**Selected excerpt:**
As relatively long-chain isocyanate-reactive compounds under b), mention may be made by way of example of ones having an average of from at least 1.8 to 3.0 Zerewitinoff-active hydrogen atoms and a number average molecular weight of from 500 to 10 000 g/mol. These include compounds bearing not only amino groups but also thiol groups or carboxyl groups, in particular compounds having from two to three, preferably two, hydroxyl groups, especially those having number average molecular weights Mn of from 500 to 6000 g/mol, particularly preferably those having a number average molecular weight Mn of from 600 to 4000 g/mol, e.g. hydroxyl-containing polyester polyols, polyether polyols, polycarbonate polyols and polyester polyamides.

Suitable polyether diols can be prepared by reacting one or more alkylene oxides having from 2 to 4 carbon atoms in the alkylene radical with a starter molecule containing two active hydrogen atoms in bonded form. As alkylene oxides, mention may be made of, for example: ethylene oxide, 1,2-propylene oxide, epichlorohydrin and 1,2-butylene oxide and 2,3-butylene oxide. Ethylene oxide, propylene oxide and mixtures of 1,2-propylene oxide and ethylene oxide are preferably employed. The alkylene oxides can be used individually, alternately in succession or as mixtures. Possible starter molecules are, for example: water, amino alcohols such as N-alkyldiethanolamines, for example N-methyldiethanolamine, and diols such as ethylene glycol, 1,3-propylene glycol, 1,4-butanediol and 1,6-hexanediol. Mixtures of starter molecules can optionally also be used. Further suitable polyether diols are the hydroxyl-containing polymerization products of tetrahydrofuran. It is also possible to use trifunctional polyethers in proportions of from 0 to 30% by weight, based on the bifunctional polyether diols, but at most in such an amount that a thermoplastically processable product is still formed. The substantially linear polyether diols preferably have number average molecular weights n of from 500 to 6000 g/mol. They can be employed either individually or in the form of mixtures with one another.

**Stored data:**
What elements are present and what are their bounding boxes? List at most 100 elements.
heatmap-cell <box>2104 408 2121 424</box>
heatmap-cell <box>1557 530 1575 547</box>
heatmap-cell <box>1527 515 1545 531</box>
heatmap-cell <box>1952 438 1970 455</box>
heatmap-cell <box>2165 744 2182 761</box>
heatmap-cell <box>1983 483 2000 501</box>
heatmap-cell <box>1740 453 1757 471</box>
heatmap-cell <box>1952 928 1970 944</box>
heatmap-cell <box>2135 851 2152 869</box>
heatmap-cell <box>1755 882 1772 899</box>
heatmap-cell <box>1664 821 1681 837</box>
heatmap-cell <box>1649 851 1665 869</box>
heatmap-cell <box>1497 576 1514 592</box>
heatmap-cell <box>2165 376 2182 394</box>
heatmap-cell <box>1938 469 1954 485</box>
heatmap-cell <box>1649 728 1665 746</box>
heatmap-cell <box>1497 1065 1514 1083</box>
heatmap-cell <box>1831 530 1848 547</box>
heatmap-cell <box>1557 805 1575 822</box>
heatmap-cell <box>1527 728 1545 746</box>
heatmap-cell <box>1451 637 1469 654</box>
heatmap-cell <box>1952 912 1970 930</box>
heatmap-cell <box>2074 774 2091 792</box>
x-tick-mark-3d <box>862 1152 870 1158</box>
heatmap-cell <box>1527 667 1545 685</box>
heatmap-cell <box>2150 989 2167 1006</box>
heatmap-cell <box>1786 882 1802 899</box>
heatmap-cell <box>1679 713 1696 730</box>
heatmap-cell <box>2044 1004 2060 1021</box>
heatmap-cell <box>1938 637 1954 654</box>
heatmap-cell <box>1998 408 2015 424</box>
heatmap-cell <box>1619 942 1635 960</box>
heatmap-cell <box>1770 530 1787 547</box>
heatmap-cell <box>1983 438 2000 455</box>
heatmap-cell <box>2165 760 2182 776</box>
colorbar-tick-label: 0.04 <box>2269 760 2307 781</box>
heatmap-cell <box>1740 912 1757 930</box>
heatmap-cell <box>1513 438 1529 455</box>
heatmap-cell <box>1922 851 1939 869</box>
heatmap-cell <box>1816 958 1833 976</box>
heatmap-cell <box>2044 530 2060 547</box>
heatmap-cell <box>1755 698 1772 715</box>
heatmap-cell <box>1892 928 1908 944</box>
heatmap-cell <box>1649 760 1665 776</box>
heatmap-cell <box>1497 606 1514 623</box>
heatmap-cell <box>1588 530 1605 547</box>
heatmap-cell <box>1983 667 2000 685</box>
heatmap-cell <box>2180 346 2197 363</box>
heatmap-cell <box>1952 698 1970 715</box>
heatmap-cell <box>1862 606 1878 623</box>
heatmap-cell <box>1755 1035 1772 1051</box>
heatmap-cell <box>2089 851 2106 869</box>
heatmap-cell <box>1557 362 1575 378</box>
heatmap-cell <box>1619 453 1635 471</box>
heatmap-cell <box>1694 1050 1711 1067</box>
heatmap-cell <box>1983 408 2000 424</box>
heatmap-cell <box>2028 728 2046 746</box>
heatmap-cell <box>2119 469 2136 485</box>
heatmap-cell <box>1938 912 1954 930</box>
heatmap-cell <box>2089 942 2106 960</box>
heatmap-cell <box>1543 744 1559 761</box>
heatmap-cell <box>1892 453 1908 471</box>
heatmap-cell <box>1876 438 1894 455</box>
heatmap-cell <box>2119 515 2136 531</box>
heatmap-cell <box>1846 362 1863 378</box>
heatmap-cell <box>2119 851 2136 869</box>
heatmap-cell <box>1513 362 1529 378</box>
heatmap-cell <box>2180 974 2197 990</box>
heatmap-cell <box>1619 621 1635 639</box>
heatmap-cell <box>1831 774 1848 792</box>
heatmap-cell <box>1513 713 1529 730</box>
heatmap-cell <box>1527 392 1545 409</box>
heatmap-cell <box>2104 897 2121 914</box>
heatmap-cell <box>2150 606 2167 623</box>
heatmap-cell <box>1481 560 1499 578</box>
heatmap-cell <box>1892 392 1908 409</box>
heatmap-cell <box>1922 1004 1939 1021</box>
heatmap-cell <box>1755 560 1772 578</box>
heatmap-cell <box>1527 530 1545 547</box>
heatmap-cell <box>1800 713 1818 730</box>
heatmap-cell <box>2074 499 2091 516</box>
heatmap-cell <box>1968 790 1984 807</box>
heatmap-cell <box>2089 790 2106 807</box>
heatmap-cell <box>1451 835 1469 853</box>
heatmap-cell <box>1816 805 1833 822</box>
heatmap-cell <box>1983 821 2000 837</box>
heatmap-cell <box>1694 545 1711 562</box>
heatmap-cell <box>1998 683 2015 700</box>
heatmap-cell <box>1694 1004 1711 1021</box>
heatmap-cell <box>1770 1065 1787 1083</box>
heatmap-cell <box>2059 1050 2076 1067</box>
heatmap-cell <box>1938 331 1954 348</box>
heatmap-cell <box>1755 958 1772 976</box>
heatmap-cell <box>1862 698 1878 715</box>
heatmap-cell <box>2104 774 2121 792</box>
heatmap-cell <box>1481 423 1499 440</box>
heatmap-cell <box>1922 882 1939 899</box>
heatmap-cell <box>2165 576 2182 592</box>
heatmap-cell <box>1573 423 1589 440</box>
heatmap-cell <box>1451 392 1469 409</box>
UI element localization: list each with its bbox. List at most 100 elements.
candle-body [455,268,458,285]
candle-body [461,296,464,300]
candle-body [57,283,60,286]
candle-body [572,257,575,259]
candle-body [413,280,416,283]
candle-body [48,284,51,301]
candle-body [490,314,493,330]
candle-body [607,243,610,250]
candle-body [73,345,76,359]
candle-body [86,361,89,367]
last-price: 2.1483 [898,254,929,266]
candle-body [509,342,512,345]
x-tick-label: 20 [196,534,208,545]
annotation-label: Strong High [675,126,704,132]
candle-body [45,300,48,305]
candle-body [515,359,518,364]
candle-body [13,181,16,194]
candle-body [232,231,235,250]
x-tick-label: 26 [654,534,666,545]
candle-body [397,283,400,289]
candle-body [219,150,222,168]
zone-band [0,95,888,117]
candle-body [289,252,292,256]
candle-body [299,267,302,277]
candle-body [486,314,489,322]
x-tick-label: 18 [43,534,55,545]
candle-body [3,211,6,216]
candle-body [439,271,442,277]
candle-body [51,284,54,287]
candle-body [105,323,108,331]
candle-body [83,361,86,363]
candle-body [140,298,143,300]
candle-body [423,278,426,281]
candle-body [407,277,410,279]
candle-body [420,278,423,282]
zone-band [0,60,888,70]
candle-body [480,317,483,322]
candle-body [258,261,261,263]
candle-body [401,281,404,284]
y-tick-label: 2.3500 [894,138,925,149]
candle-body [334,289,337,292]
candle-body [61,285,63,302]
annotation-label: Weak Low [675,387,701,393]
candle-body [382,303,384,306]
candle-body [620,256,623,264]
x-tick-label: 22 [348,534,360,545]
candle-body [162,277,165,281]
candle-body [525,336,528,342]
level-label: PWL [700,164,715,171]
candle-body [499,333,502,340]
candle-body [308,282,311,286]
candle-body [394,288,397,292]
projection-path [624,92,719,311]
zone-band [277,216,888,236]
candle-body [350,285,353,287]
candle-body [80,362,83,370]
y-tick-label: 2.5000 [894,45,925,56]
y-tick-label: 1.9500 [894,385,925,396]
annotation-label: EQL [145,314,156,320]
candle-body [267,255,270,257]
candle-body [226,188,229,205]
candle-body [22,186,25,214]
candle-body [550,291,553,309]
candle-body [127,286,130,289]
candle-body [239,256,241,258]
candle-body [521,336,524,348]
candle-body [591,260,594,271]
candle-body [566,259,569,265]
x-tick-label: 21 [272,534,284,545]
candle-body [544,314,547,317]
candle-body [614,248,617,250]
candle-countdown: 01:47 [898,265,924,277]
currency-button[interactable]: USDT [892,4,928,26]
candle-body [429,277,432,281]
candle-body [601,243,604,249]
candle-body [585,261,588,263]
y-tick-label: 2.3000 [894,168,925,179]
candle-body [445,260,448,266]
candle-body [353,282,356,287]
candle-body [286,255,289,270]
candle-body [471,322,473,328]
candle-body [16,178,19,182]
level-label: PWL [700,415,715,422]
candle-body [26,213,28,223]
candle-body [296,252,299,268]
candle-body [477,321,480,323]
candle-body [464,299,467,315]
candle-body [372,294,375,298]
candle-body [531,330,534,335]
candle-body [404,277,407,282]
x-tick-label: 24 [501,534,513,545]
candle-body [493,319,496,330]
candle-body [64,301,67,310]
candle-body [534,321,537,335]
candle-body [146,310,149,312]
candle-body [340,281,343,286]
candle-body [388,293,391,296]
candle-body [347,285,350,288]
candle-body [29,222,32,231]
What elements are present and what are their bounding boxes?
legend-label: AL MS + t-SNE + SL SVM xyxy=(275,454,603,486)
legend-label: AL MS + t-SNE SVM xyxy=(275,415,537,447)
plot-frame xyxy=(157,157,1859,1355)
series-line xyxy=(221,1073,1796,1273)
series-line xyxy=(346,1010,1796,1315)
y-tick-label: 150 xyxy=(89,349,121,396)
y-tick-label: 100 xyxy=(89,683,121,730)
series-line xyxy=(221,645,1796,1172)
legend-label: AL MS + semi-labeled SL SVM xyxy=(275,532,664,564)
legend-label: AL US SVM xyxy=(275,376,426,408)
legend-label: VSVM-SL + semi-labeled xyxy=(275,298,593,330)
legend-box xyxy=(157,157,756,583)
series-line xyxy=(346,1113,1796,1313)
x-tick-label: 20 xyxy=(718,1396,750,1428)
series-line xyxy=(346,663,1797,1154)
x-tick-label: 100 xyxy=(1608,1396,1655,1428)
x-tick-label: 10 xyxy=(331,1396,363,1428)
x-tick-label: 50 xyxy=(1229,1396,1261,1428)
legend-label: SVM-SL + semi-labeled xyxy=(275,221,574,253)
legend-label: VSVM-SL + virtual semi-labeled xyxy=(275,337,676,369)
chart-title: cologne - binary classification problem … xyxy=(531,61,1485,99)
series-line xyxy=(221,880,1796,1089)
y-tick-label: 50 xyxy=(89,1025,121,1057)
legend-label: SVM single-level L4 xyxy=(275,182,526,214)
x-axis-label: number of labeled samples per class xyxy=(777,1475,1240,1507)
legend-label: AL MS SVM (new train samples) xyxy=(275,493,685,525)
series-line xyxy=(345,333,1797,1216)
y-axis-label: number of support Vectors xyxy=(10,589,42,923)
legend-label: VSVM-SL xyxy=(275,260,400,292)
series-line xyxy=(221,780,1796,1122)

**Tasks to carry out:**
- a) Reproduce the passage of the polyether diol excerpt that runs from "As relatively long-chain" to "and polyester polyamides.".
- b) Answer the following from the polyether diol excerpt:
(i) What number average molecular weight range is given for the relatively long-chain isocyanate-reactive compounds under b)?
(ii) How many carbon atoms in the alkylene radical may the alkylene oxides used to prepare suitable polyether diols have?
(iii) In what proportion may trifunctional polyethers be used?

**Responses per task:**
- a)
As relatively long-chain isocyanate-reactive compounds under b), mention may be made by way of example of ones having an average of from at least 1.8 to 3.0 Zerewitinoff-active hydrogen atoms and a number average molecular weight of from 500 to 10 000 g/mol. These include compounds bearing not only amino groups but also thiol groups or carboxyl groups, in particular compounds having from two to three, preferably two, hydroxyl groups, especially those having number average molecular weights Mn of from 500 to 6000 g/mol, particularly preferably those having a number average molecular weight Mn of from 600 to 4000 g/mol, e.g. hydroxyl-containing polyester polyols, polyether polyols, polycarbonate polyols and polyester polyamides.

- b)
(i) From 500 to 10 000 g/mol.
(ii) From 2 to 4 carbon atoms.
(iii) From 0 to 30% by weight, based on the bifunctional polyether diols, but at most in such an amount that a thermoplastically processable product is still formed.